#### Exercise requirements
Check each line of the listing for the word "ОЦЕНКА" and give only the number of lines that have it.

#### Data extract
↓↓↓

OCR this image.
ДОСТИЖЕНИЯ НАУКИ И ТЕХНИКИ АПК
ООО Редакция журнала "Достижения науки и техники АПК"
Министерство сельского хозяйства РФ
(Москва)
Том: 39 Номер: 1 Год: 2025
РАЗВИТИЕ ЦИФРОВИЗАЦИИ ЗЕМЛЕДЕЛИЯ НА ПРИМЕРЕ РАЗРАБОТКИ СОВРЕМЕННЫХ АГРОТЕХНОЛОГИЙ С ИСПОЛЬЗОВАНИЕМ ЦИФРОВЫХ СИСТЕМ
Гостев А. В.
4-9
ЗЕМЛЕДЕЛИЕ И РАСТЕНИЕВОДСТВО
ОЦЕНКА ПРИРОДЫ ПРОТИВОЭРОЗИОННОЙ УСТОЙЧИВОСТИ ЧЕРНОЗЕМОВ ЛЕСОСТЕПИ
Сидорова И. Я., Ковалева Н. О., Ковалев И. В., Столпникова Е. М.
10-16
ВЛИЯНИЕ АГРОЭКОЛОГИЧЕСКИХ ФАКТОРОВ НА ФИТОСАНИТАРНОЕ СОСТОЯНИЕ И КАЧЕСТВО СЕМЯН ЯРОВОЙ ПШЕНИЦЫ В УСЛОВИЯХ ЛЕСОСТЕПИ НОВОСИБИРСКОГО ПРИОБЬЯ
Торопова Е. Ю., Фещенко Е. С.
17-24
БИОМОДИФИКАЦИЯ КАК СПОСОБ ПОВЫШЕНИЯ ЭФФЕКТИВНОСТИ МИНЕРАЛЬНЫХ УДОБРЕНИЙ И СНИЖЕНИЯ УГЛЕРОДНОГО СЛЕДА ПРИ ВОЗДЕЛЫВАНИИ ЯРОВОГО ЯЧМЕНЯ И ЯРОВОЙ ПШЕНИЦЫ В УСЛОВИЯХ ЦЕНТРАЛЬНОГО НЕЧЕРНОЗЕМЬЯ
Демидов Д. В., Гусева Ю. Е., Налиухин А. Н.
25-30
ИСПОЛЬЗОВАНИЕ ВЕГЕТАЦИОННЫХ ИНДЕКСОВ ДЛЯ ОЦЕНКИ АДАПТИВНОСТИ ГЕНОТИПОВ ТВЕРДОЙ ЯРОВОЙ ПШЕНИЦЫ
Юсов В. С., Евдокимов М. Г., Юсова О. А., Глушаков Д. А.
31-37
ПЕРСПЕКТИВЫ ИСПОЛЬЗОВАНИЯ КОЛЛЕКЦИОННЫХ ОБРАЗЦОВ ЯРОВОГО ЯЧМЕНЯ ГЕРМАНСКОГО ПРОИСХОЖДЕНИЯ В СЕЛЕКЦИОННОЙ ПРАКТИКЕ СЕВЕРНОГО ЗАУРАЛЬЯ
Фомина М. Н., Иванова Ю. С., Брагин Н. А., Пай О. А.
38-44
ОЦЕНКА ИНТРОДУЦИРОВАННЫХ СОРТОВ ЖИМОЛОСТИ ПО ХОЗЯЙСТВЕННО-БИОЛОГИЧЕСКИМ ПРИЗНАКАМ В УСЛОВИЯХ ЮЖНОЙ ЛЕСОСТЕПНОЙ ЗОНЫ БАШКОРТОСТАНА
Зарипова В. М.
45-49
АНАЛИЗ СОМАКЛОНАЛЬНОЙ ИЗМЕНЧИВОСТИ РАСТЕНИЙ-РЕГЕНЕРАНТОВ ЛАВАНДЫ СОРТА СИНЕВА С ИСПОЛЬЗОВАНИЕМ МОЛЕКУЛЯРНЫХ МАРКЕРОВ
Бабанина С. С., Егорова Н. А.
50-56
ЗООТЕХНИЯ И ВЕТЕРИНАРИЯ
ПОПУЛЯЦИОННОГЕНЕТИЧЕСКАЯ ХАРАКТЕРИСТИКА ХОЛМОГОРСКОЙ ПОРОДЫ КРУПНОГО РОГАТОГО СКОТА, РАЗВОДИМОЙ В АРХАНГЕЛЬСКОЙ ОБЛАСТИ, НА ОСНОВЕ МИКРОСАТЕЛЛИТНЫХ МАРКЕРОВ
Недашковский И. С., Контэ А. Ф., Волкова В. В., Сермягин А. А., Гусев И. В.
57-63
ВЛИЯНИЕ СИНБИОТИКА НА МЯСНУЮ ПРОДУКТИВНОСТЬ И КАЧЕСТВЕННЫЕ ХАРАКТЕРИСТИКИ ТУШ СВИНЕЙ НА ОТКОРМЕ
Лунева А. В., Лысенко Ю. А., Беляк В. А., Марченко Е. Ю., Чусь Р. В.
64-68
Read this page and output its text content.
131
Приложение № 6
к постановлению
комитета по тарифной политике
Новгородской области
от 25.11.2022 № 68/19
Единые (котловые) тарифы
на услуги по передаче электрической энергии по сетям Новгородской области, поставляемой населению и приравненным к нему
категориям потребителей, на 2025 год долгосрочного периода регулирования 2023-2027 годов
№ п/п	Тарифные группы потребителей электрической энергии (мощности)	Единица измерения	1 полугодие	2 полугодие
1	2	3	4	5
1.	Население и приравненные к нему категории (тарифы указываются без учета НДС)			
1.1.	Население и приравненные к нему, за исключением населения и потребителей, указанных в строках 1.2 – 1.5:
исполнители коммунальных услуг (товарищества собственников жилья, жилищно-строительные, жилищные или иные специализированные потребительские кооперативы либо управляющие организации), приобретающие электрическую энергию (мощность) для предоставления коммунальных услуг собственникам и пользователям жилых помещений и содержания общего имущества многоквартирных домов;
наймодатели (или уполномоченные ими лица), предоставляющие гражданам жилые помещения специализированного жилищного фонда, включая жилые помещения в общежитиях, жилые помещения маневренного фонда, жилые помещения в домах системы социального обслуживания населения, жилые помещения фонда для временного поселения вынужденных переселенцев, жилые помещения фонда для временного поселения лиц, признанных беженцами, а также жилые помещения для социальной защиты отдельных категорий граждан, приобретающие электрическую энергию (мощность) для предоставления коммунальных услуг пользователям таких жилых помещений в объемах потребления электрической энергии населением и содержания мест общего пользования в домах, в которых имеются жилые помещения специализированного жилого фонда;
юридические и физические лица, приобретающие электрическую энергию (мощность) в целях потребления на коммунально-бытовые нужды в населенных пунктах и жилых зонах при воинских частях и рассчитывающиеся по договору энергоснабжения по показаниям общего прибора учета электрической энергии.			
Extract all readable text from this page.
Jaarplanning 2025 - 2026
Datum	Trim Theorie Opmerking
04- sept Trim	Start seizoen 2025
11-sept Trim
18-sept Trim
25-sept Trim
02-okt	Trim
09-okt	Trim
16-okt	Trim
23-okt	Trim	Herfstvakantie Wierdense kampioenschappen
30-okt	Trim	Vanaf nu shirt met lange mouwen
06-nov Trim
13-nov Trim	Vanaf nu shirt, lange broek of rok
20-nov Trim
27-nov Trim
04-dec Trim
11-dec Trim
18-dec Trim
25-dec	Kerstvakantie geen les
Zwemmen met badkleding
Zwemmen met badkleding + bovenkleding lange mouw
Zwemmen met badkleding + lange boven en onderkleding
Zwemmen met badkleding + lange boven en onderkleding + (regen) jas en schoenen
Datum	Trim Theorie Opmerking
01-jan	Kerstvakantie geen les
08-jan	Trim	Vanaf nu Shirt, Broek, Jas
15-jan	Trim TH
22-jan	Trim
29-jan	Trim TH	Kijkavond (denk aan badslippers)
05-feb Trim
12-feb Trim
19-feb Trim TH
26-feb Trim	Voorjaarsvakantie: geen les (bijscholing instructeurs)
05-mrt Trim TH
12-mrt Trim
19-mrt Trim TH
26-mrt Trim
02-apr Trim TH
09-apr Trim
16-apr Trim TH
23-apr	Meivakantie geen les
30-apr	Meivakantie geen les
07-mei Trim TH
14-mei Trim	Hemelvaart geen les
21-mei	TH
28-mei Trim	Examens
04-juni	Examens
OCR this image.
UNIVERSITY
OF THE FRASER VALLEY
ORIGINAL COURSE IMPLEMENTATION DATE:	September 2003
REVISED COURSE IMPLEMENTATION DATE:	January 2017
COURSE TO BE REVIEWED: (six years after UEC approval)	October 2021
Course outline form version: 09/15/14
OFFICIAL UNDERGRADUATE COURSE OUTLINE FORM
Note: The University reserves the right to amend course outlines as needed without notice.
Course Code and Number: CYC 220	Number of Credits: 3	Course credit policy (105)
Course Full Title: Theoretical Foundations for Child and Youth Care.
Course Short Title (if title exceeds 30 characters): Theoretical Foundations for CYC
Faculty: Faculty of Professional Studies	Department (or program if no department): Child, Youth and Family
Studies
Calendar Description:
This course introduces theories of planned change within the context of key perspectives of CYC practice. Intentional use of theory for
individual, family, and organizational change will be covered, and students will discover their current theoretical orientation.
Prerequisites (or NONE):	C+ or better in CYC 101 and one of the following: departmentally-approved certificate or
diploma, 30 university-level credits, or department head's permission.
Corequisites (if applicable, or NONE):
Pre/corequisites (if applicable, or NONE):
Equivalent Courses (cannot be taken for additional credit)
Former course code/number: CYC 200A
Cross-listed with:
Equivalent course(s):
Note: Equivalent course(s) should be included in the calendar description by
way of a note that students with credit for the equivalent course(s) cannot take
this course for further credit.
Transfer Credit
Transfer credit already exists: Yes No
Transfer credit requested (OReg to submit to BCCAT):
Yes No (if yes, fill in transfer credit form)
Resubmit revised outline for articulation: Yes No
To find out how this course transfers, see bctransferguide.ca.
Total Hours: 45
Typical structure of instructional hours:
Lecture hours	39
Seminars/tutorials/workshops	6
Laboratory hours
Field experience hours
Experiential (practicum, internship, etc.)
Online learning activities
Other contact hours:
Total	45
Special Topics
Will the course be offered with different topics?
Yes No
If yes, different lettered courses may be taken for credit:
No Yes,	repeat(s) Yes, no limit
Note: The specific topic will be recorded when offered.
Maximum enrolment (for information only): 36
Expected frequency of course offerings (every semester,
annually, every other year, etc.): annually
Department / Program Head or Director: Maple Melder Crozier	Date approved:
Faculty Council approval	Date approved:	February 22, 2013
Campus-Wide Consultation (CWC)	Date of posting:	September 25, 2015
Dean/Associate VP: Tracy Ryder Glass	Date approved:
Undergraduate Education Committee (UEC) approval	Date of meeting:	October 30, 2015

↑↑↑

#### Reply
2